**Records provided**
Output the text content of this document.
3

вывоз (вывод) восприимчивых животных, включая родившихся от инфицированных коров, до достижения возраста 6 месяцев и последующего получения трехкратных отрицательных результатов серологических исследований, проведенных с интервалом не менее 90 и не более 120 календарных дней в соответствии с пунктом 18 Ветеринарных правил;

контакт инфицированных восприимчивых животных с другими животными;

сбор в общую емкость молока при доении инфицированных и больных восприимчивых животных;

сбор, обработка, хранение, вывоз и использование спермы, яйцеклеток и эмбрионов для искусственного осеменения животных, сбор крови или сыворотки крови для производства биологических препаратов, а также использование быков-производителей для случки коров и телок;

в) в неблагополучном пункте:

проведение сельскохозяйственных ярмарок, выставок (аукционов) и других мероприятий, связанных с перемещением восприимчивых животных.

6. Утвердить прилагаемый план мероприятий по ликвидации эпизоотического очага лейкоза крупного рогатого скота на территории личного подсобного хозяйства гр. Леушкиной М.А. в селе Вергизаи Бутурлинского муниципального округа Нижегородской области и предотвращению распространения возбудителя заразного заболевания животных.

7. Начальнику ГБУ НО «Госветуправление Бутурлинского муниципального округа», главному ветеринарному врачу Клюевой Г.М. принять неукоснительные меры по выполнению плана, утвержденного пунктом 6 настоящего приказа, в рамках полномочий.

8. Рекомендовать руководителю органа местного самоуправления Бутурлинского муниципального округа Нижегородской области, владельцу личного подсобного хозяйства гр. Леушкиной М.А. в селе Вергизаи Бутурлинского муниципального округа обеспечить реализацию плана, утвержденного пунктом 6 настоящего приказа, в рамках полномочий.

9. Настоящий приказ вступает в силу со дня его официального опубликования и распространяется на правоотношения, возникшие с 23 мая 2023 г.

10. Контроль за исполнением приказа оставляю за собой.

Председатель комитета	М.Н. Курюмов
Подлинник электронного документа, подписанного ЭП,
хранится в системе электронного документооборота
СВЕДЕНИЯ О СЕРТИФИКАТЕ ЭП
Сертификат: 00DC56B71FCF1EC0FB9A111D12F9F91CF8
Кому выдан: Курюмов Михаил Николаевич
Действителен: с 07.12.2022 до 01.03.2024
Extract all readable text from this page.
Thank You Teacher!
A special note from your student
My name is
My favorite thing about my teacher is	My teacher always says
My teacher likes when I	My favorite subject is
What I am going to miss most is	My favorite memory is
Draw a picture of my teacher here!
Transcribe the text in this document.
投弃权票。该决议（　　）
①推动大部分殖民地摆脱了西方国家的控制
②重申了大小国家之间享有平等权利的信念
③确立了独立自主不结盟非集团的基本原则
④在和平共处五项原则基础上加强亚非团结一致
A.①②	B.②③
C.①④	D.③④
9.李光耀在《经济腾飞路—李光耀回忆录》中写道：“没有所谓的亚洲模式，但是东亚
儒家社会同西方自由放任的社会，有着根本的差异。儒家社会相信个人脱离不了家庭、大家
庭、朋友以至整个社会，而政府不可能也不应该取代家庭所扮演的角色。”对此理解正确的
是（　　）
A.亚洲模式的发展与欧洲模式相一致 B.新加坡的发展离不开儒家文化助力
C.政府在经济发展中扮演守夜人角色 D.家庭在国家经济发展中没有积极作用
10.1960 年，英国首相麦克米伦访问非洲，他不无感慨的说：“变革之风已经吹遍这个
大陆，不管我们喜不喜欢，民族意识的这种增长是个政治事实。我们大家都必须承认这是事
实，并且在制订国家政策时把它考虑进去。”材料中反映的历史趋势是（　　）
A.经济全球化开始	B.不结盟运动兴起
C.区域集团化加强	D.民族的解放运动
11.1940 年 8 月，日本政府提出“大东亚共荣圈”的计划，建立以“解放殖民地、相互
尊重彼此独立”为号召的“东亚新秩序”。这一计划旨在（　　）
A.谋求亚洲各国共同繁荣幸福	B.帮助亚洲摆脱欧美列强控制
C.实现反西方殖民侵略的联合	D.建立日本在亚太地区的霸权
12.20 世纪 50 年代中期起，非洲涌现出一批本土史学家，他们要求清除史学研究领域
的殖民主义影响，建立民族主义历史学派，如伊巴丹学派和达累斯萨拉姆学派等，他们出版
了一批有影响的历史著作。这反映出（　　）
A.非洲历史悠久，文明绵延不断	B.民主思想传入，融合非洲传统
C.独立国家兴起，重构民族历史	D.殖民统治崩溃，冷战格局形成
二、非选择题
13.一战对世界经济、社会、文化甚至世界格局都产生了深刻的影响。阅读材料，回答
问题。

**What the exercise asks**
Extract all lines as given.

**Solution**
Output the text content of this document.
3

вывоз (вывод) восприимчивых животных, включая родившихся от инфицированных коров, до достижения возраста 6 месяцев и последующего получения трехкратных отрицательных результатов серологических исследований, проведенных с интервалом не менее 90 и не более 120 календарных дней в соответствии с пунктом 18 Ветеринарных правил;

контакт инфицированных восприимчивых животных с другими животными;

сбор в общую емкость молока при доении инфицированных и больных восприимчивых животных;

сбор, обработка, хранение, вывоз и использование спермы, яйцеклеток и эмбрионов для искусственного осеменения животных, сбор крови или сыворотки крови для производства биологических препаратов, а также использование быков-производителей для случки коров и телок;

в) в неблагополучном пункте:

проведение сельскохозяйственных ярмарок, выставок (аукционов) и других мероприятий, связанных с перемещением восприимчивых животных.

6. Утвердить прилагаемый план мероприятий по ликвидации эпизоотического очага лейкоза крупного рогатого скота на территории личного подсобного хозяйства гр. Леушкиной М.А. в селе Вергизаи Бутурлинского муниципального округа Нижегородской области и предотвращению распространения возбудителя заразного заболевания животных.

7. Начальнику ГБУ НО «Госветуправление Бутурлинского муниципального округа», главному ветеринарному врачу Клюевой Г.М. принять неукоснительные меры по выполнению плана, утвержденного пунктом 6 настоящего приказа, в рамках полномочий.

8. Рекомендовать руководителю органа местного самоуправления Бутурлинского муниципального округа Нижегородской области, владельцу личного подсобного хозяйства гр. Леушкиной М.А. в селе Вергизаи Бутурлинского муниципального округа обеспечить реализацию плана, утвержденного пунктом 6 настоящего приказа, в рамках полномочий.

9. Настоящий приказ вступает в силу со дня его официального опубликования и распространяется на правоотношения, возникшие с 23 мая 2023 г.

10. Контроль за исполнением приказа оставляю за собой.

Председатель комитета	М.Н. Курюмов
Подлинник электронного документа, подписанного ЭП,
хранится в системе электронного документооборота
СВЕДЕНИЯ О СЕРТИФИКАТЕ ЭП
Сертификат: 00DC56B71FCF1EC0FB9A111D12F9F91CF8
Кому выдан: Курюмов Михаил Николаевич
Действителен: с 07.12.2022 до 01.03.2024
Extract all readable text from this page.
Thank You Teacher!
A special note from your student
My name is
My favorite thing about my teacher is	My teacher always says
My teacher likes when I	My favorite subject is
What I am going to miss most is	My favorite memory is
Draw a picture of my teacher here!
Transcribe the text in this document.
投弃权票。该决议（　　）
①推动大部分殖民地摆脱了西方国家的控制
②重申了大小国家之间享有平等权利的信念
③确立了独立自主不结盟非集团的基本原则
④在和平共处五项原则基础上加强亚非团结一致
A.①②	B.②③
C.①④	D.③④
9.李光耀在《经济腾飞路—李光耀回忆录》中写道：“没有所谓的亚洲模式，但是东亚
儒家社会同西方自由放任的社会，有着根本的差异。儒家社会相信个人脱离不了家庭、大家
庭、朋友以至整个社会，而政府不可能也不应该取代家庭所扮演的角色。”对此理解正确的
是（　　）
A.亚洲模式的发展与欧洲模式相一致 B.新加坡的发展离不开儒家文化助力
C.政府在经济发展中扮演守夜人角色 D.家庭在国家经济发展中没有积极作用
10.1960 年，英国首相麦克米伦访问非洲，他不无感慨的说：“变革之风已经吹遍这个
大陆，不管我们喜不喜欢，民族意识的这种增长是个政治事实。我们大家都必须承认这是事
实，并且在制订国家政策时把它考虑进去。”材料中反映的历史趋势是（　　）
A.经济全球化开始	B.不结盟运动兴起
C.区域集团化加强	D.民族的解放运动
11.1940 年 8 月，日本政府提出“大东亚共荣圈”的计划，建立以“解放殖民地、相互
尊重彼此独立”为号召的“东亚新秩序”。这一计划旨在（　　）
A.谋求亚洲各国共同繁荣幸福	B.帮助亚洲摆脱欧美列强控制
C.实现反西方殖民侵略的联合	D.建立日本在亚太地区的霸权
12.20 世纪 50 年代中期起，非洲涌现出一批本土史学家，他们要求清除史学研究领域
的殖民主义影响，建立民族主义历史学派，如伊巴丹学派和达累斯萨拉姆学派等，他们出版
了一批有影响的历史著作。这反映出（　　）
A.非洲历史悠久，文明绵延不断	B.民主思想传入，融合非洲传统
C.独立国家兴起，重构民族历史	D.殖民统治崩溃，冷战格局形成
二、非选择题
13.一战对世界经济、社会、文化甚至世界格局都产生了深刻的影响。阅读材料，回答
问题。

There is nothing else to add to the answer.